(Stored data)

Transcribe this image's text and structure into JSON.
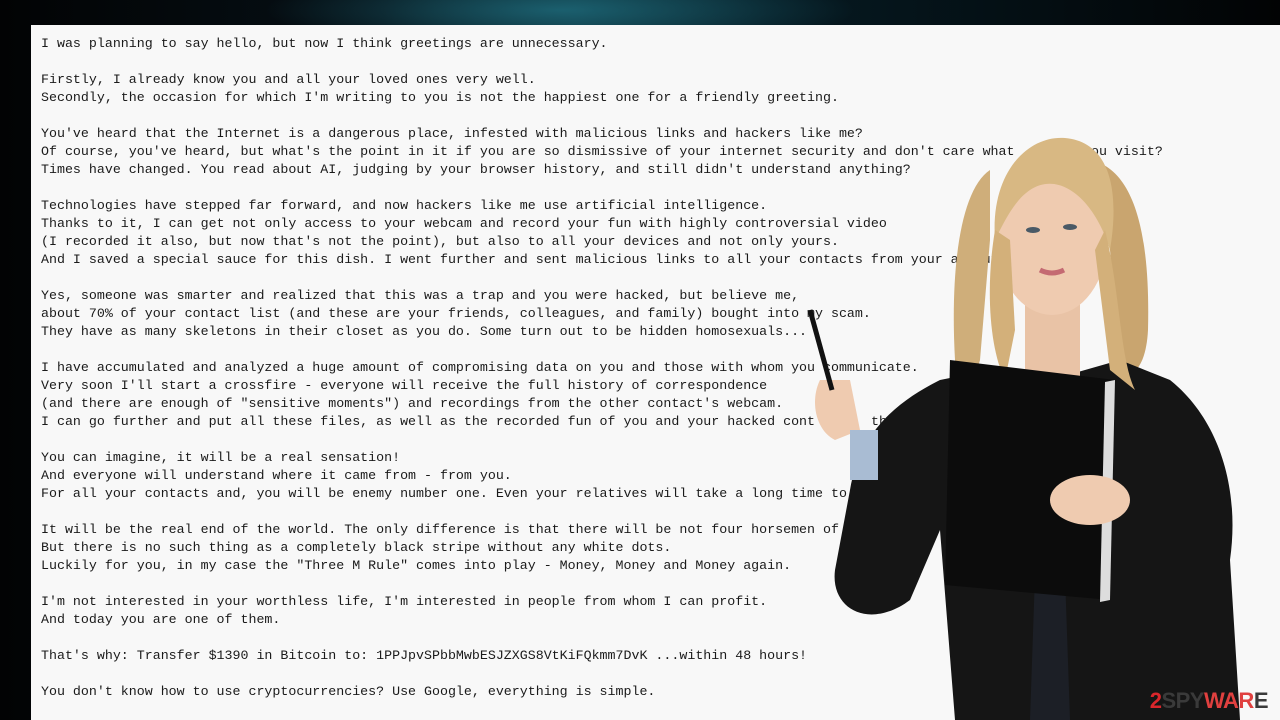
{
  "email": {
    "lines": [
      "I was planning to say hello, but now I think greetings are unnecessary.",
      "",
      "Firstly, I already know you and all your loved ones very well.",
      "Secondly, the occasion for which I'm writing to you is not the happiest one for a friendly greeting.",
      "",
      "You've heard that the Internet is a dangerous place, infested with malicious links and hackers like me?",
      "Of course, you've heard, but what's the point in it if you are so dismissive of your internet security and don't care what",
      "Times have changed. You read about AI, judging by your browser history, and still didn't understand anything?",
      "",
      "Technologies have stepped far forward, and now hackers like me use artificial intelligence.",
      "Thanks to it, I can get not only access to your webcam and record your fun with highly controversial video",
      "(I recorded it also, but now that's not the point), but also to all your devices and not only yours.",
      "And I saved a special sauce for this dish. I went further and sent malicious links to all your contacts from your account",
      "",
      "Yes, someone was smarter and realized that this was a trap and you were hacked, but believe me,",
      "about 70% of your contact list (and these are your friends, colleagues, and family) bought into my scam.",
      "They have as many skeletons in their closet as you do. Some turn out to be hidden homosexuals...",
      "",
      "I have accumulated and analyzed a huge amount of compromising data on you and those with whom you communicate.",
      "Very soon I'll start a crossfire - everyone will receive the full history of correspondence",
      "(and there are enough of \"sensitive moments\") and recordings from the other contact's webcam.",
      "I can go further and put all these files, as well as the recorded fun of you and your hacked cont",
      "",
      "You can imagine, it will be a real sensation!",
      "And everyone will understand where it came from - from you.",
      "For all your contacts and, you will be enemy number one. Even your relatives will take a long time to",
      "",
      "It will be the real end of the world. The only difference is that there will be not four horsemen of the apo",
      "But there is no such thing as a completely black stripe without any white dots.",
      "Luckily for you, in my case the \"Three M Rule\" comes into play - Money, Money and Money again.",
      "",
      "I'm not interested in your worthless life, I'm interested in people from whom I can profit.",
      "And today you are one of them.",
      "",
      "That's why: Transfer $1390 in Bitcoin to: 1PPJpvSPbbMwbESJZXGS8VtKiFQkmm7DvK ...within 48 hours!",
      "",
      "You don't know how to use cryptocurrencies? Use Google, everything is simple."
    ],
    "fragments": {
      "visit": "you visit?",
      "hard": "th \"hard"
    }
  },
  "watermark": {
    "prefix": "2",
    "middle": "SPY",
    "suffix": "WAR",
    "tail": "E"
  },
  "colors": {
    "panel": "#f8f8f8",
    "text": "#1a1a1a",
    "brand_red": "#d9262b"
  }
}
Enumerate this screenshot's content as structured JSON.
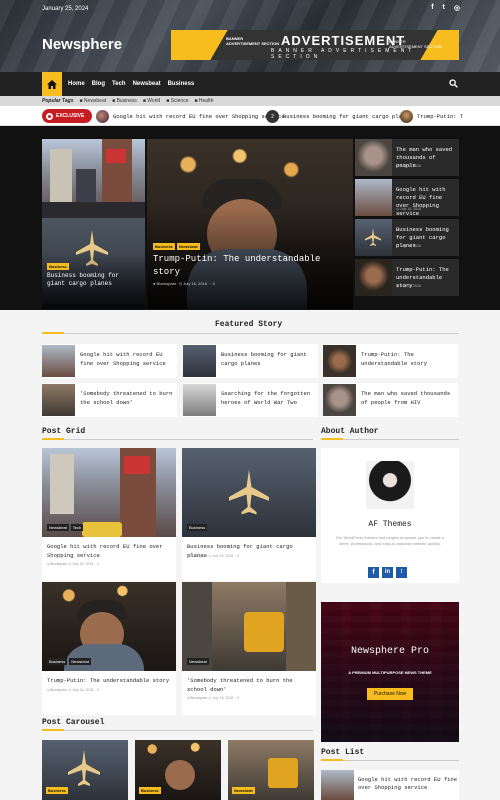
{
  "topbar": {
    "date": "January 25, 2024",
    "social": [
      "f",
      "t",
      "◎"
    ]
  },
  "site": {
    "title": "Newsphere"
  },
  "ad": {
    "small_left": [
      "BANNER",
      "ADVERTISEMENT SECTION"
    ],
    "big": "ADVERTISEMENT",
    "sub": "BANNER ADVERTISEMENT SECTION",
    "small_right": [
      "BANNER",
      "ADVERTISEMENT SECTION"
    ]
  },
  "nav": {
    "items": [
      "Home",
      "Blog",
      "Tech",
      "Newsbeat",
      "Business"
    ]
  },
  "tags": {
    "label": "Popular Tags",
    "items": [
      "Newsbeat",
      "Business",
      "World",
      "Science",
      "Health"
    ]
  },
  "ticker": {
    "label": "EXCLUSIVE",
    "items": [
      {
        "title": "Google hit with record EU fine over Shopping service"
      },
      {
        "num": "2",
        "title": "Business booming for giant cargo planes"
      },
      {
        "title": "Trump-Putin: T"
      }
    ]
  },
  "hero": {
    "left_bottom": {
      "badge": "Business",
      "title": "Business booming for giant cargo planes"
    },
    "center": {
      "badges": [
        "Business",
        "Newsbeat"
      ],
      "title": "Trump-Putin: The understandable story",
      "author": "Blockspare",
      "date": "July 16, 2018",
      "comments": "0"
    },
    "side": [
      {
        "title": "The man who saved thousands of people",
        "date": "July 16, 2018"
      },
      {
        "title": "Google hit with record EU fine over Shopping service",
        "date": "July 16, 2018"
      },
      {
        "title": "Business booming for giant cargo planes",
        "date": "July 16, 2018"
      },
      {
        "title": "Trump-Putin: The understandable story",
        "date": "July 16, 2018"
      }
    ]
  },
  "featured": {
    "title": "Featured Story",
    "items": [
      "Google hit with record EU fine over Shopping service",
      "Business booming for giant cargo planes",
      "Trump-Putin: The understandable story",
      "'Somebody threatened to burn the school down'",
      "Searching for the forgotten heroes of World War Two",
      "The man who saved thousands of people from HIV"
    ]
  },
  "post_grid": {
    "title": "Post Grid",
    "cards": [
      {
        "cats": [
          "Newsbeat",
          "Tech"
        ],
        "title": "Google hit with record EU fine over Shopping service",
        "author": "Blockspare",
        "date": "July 16, 2018",
        "comments": "0"
      },
      {
        "cats": [
          "Business"
        ],
        "title": "Business booming for giant cargo planes",
        "author": "Blockspare",
        "date": "July 16, 2018",
        "comments": "0"
      },
      {
        "cats": [
          "Business",
          "Newsbeat"
        ],
        "title": "Trump-Putin: The understandable story",
        "author": "Blockspare",
        "date": "July 16, 2018",
        "comments": "0"
      },
      {
        "cats": [
          "Newsbeat"
        ],
        "title": "'Somebody threatened to burn the school down'",
        "author": "Blockspare",
        "date": "July 16, 2018",
        "comments": "0"
      }
    ]
  },
  "about": {
    "title": "About Author",
    "name": "AF Themes",
    "desc": "Our WordPress themes and plugins empower you to create a sleek, professional, and easy-to-maintain website quickly."
  },
  "pro": {
    "title": "Newsphere Pro",
    "tagline": "A PREMIUM MULTIPURPOSE NEWS THEME",
    "cta": "Purchase Now"
  },
  "carousel": {
    "title": "Post Carousel",
    "badges": [
      "Business",
      "Business",
      "Newsbeat"
    ]
  },
  "post_list": {
    "title": "Post List",
    "first": "Google hit with record EU fine over Shopping service"
  },
  "colors": {
    "accent": "#f7bd1f",
    "red": "#c71c22",
    "dark": "#222222"
  }
}
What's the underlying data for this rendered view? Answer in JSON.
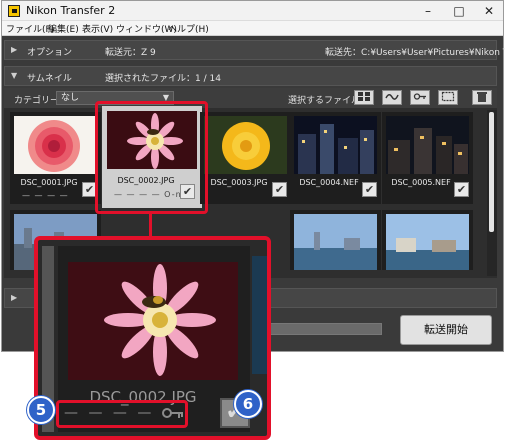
{
  "window": {
    "title": "Nikon Transfer 2",
    "minimize_icon": "minimize-icon",
    "maximize_icon": "maximize-icon",
    "close_icon": "close-icon"
  },
  "menu": [
    "ファイル(F)",
    "編集(E)",
    "表示(V)",
    "ウィンドウ(W)",
    "ヘルプ(H)"
  ],
  "options_bar": {
    "label": "オプション",
    "source": "転送元：Z 9",
    "destination": "転送先：C:¥Users¥User¥Pictures¥Nikon Transfer 2"
  },
  "thumbs_bar": {
    "label": "サムネイル",
    "selected_count": "選択されたファイル：1 / 14"
  },
  "category": {
    "label": "カテゴリー：",
    "value": "なし"
  },
  "select_files_label": "選択するファイル：",
  "tool_icons": [
    "select-all-icon",
    "select-wave-icon",
    "select-key-icon",
    "select-frame-icon",
    "trash-icon"
  ],
  "thumbnails": [
    {
      "name": "DSC_0001.JPG",
      "checked": true,
      "selected": false,
      "protected": false,
      "dashes": "— — — —"
    },
    {
      "name": "DSC_0002.JPG",
      "checked": true,
      "selected": true,
      "protected": true,
      "dashes": "— — — — O-n"
    },
    {
      "name": "DSC_0003.JPG",
      "checked": true,
      "selected": false,
      "protected": false,
      "dashes": ""
    },
    {
      "name": "DSC_0004.NEF",
      "checked": true,
      "selected": false,
      "protected": false,
      "dashes": ""
    },
    {
      "name": "DSC_0005.NEF",
      "checked": true,
      "selected": false,
      "protected": false,
      "dashes": ""
    }
  ],
  "transfer_button": "転送開始",
  "zoom": {
    "filename": "DSC_0002.JPG",
    "dashes": "— — — —",
    "key_icon": "key-icon",
    "check_icon": "checkmark-icon"
  },
  "badges": [
    "5",
    "6"
  ],
  "colors": {
    "callout": "#e2102a",
    "badge": "#2f62c8",
    "panel_bg": "#3a3a3a"
  }
}
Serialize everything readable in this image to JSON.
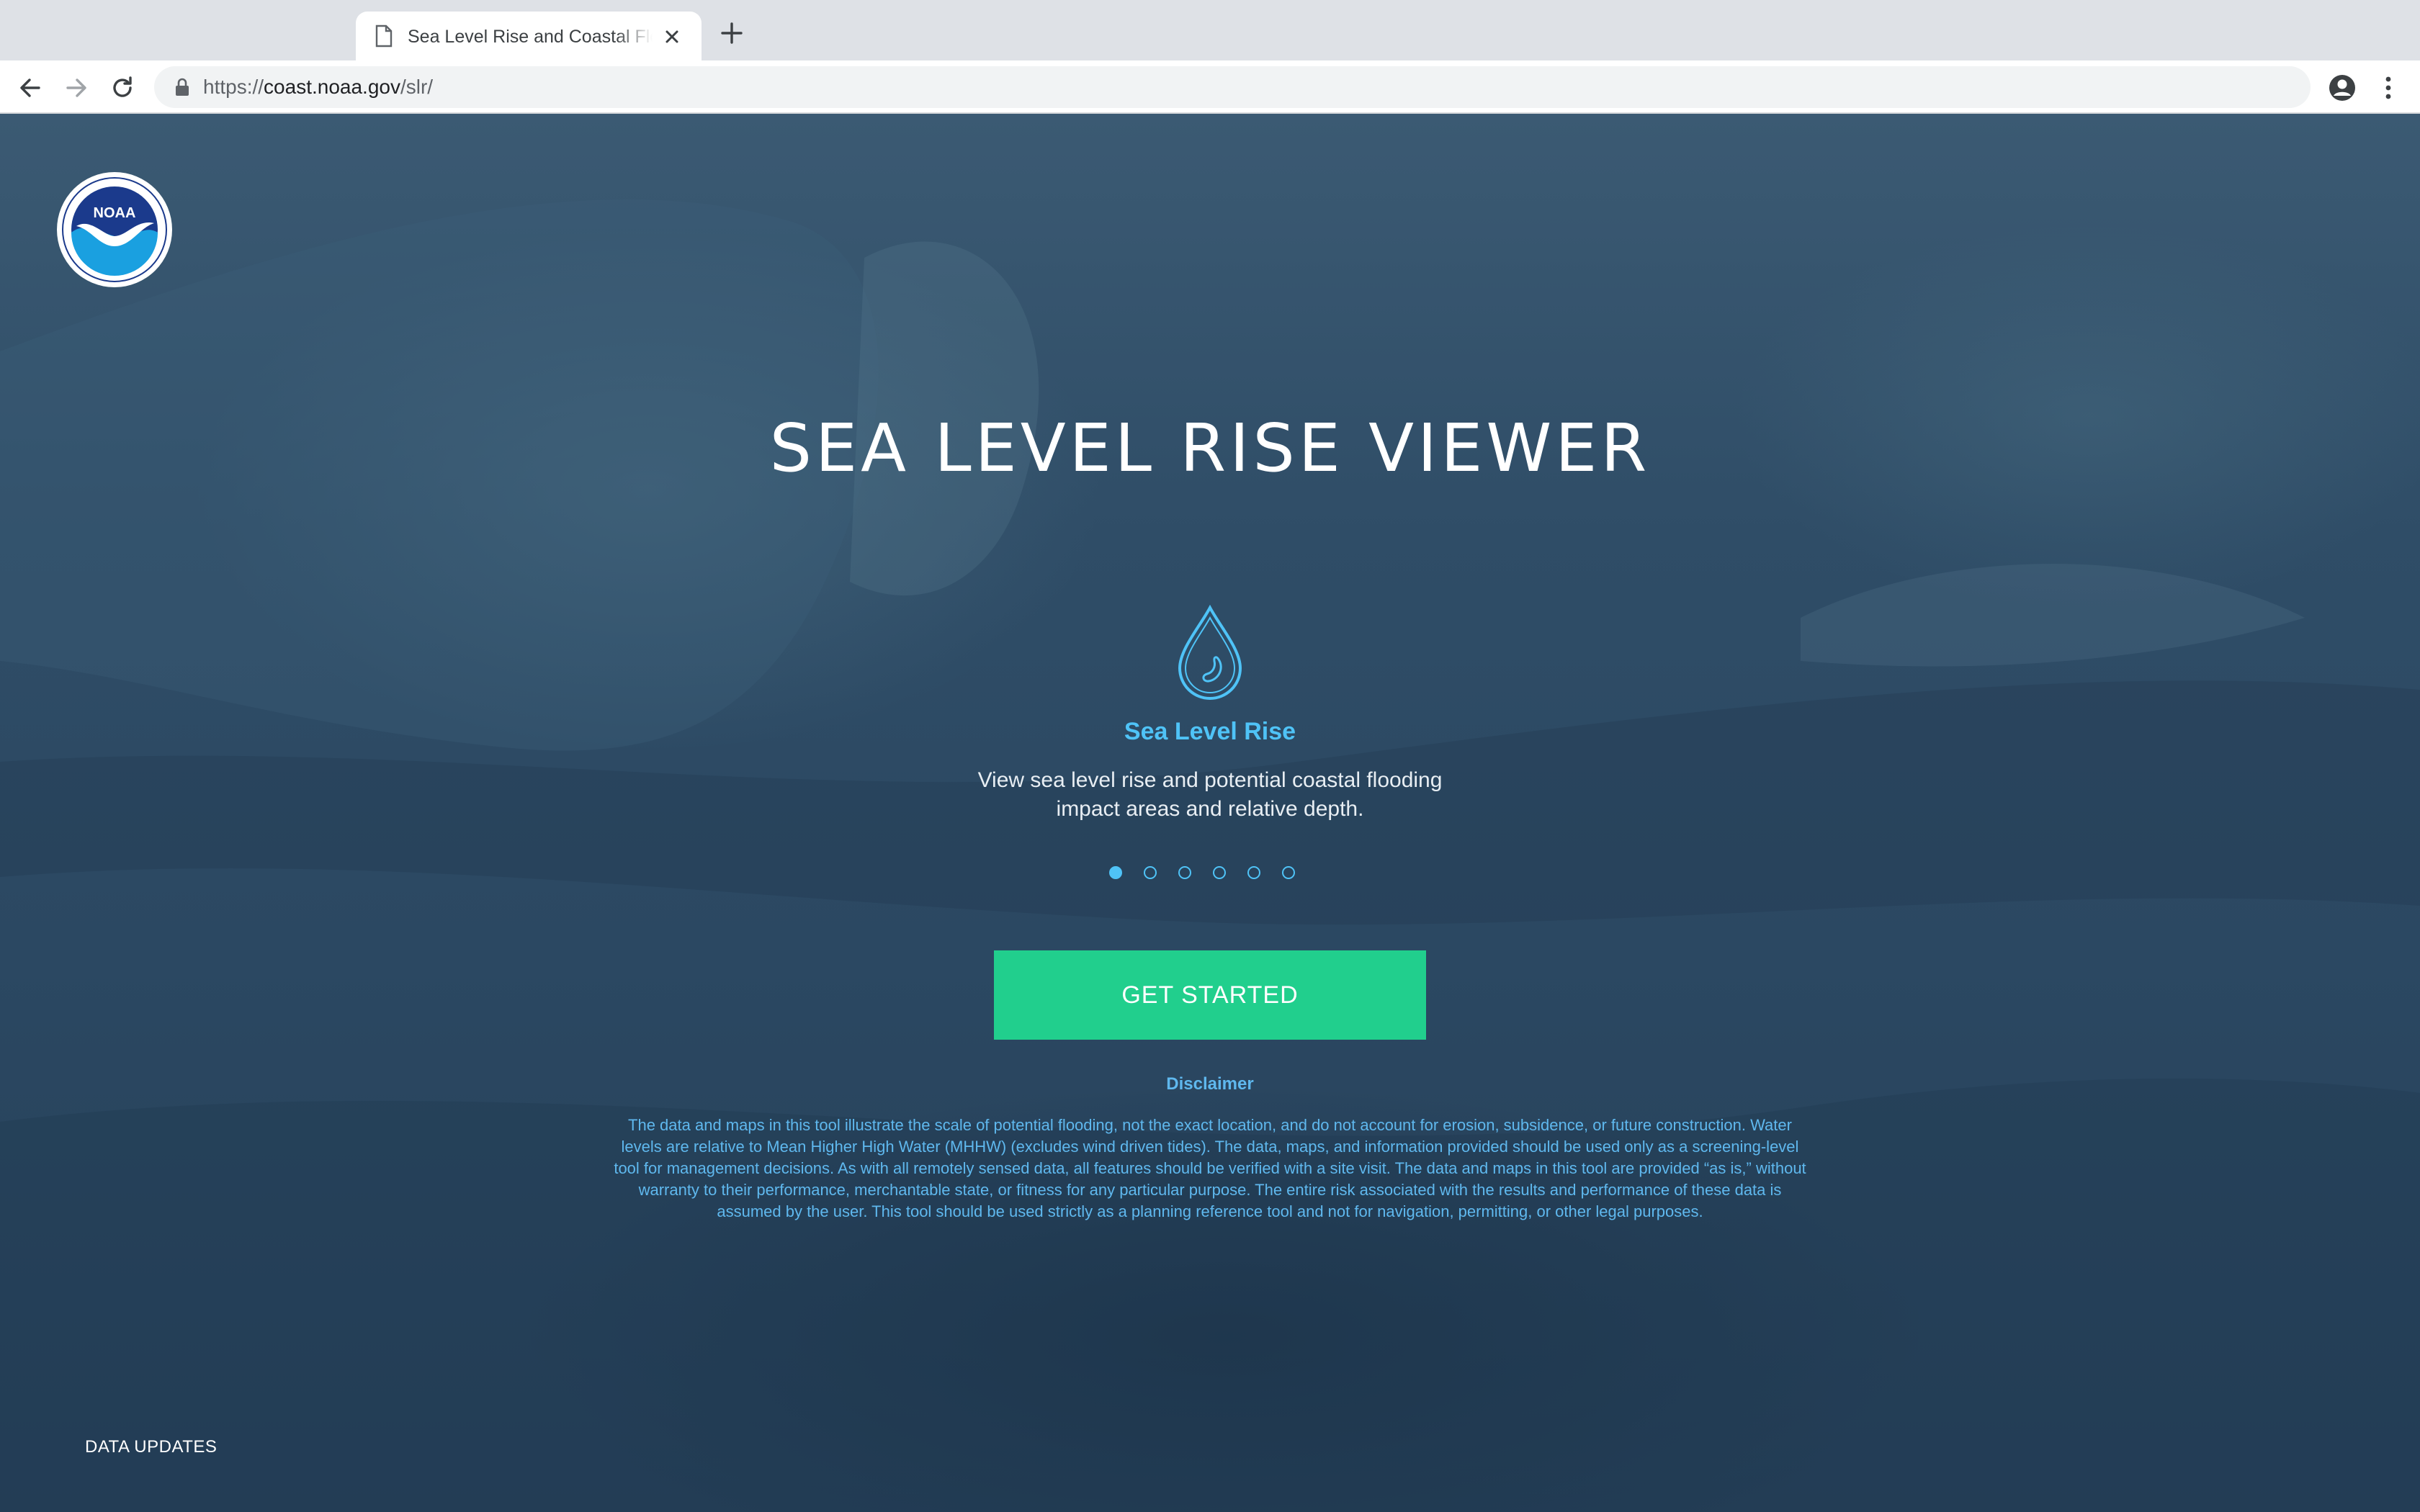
{
  "browser": {
    "tab_title": "Sea Level Rise and Coastal Flooding Impacts",
    "url_prefix": "https://",
    "url_host": "coast.noaa.gov",
    "url_path": "/slr/"
  },
  "page": {
    "title": "SEA LEVEL RISE VIEWER",
    "logo_text": "NOAA",
    "slide": {
      "title": "Sea Level Rise",
      "description": "View sea level rise and potential coastal flooding impact areas and relative depth.",
      "icon": "water-drop-icon",
      "count": 6,
      "active_index": 0
    },
    "cta_label": "GET STARTED",
    "disclaimer_title": "Disclaimer",
    "disclaimer_text": "The data and maps in this tool illustrate the scale of potential flooding, not the exact location, and do not account for erosion, subsidence, or future construction. Water levels are relative to Mean Higher High Water (MHHW) (excludes wind driven tides). The data, maps, and information provided should be used only as a screening-level tool for management decisions. As with all remotely sensed data, all features should be verified with a site visit. The data and maps in this tool are provided “as is,” without warranty to their performance, merchantable state, or fitness for any particular purpose. The entire risk associated with the results and performance of these data is assumed by the user. This tool should be used strictly as a planning reference tool and not for navigation, permitting, or other legal purposes.",
    "footer_link": "DATA UPDATES"
  },
  "colors": {
    "accent_blue": "#4fc3f7",
    "cta_green": "#21cf8d",
    "disclaimer_blue": "#5fb8ee",
    "background": "#2b4862"
  }
}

WHAT IS REQUIRED: For the records above, state how many lines include the string "down", giving the number and nothing else.

OUTPUT: 2